─── Provided data ───

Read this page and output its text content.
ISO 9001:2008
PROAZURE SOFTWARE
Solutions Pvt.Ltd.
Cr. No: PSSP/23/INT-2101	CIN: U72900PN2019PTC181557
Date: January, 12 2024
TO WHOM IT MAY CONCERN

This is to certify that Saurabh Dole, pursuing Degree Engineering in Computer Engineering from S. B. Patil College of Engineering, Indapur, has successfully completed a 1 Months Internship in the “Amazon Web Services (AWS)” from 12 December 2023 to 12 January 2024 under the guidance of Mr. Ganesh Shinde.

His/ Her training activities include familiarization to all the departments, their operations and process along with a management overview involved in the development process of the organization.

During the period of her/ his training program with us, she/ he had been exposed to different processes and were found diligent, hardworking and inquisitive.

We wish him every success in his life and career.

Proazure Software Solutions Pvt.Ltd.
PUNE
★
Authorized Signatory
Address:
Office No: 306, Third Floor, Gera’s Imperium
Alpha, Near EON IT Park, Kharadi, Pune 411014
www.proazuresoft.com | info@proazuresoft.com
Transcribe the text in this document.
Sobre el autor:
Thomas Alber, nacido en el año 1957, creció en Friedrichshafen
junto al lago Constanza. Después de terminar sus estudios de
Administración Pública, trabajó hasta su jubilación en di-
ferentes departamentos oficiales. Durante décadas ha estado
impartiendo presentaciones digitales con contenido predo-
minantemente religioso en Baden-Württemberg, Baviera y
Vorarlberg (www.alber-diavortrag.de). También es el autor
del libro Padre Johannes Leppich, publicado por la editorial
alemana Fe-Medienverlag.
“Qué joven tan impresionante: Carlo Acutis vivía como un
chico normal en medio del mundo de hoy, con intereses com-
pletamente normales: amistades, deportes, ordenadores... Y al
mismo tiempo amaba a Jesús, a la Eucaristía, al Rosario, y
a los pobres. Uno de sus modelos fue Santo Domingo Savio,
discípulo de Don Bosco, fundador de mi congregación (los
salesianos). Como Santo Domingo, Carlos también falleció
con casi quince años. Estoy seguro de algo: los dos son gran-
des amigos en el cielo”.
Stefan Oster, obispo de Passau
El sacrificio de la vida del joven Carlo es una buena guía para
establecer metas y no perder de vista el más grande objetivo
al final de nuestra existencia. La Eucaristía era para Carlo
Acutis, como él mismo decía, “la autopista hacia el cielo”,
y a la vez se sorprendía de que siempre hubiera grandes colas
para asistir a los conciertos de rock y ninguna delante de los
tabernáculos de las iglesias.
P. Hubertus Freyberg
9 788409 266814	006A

───

**Work required**
Read the entries above, then pull out the lines that include "Acutis".

**Right answer**
“Qué joven tan impresionante: Carlo Acutis vivía como un
Acutis, como él mismo decía, “la autopista hacia el cielo”,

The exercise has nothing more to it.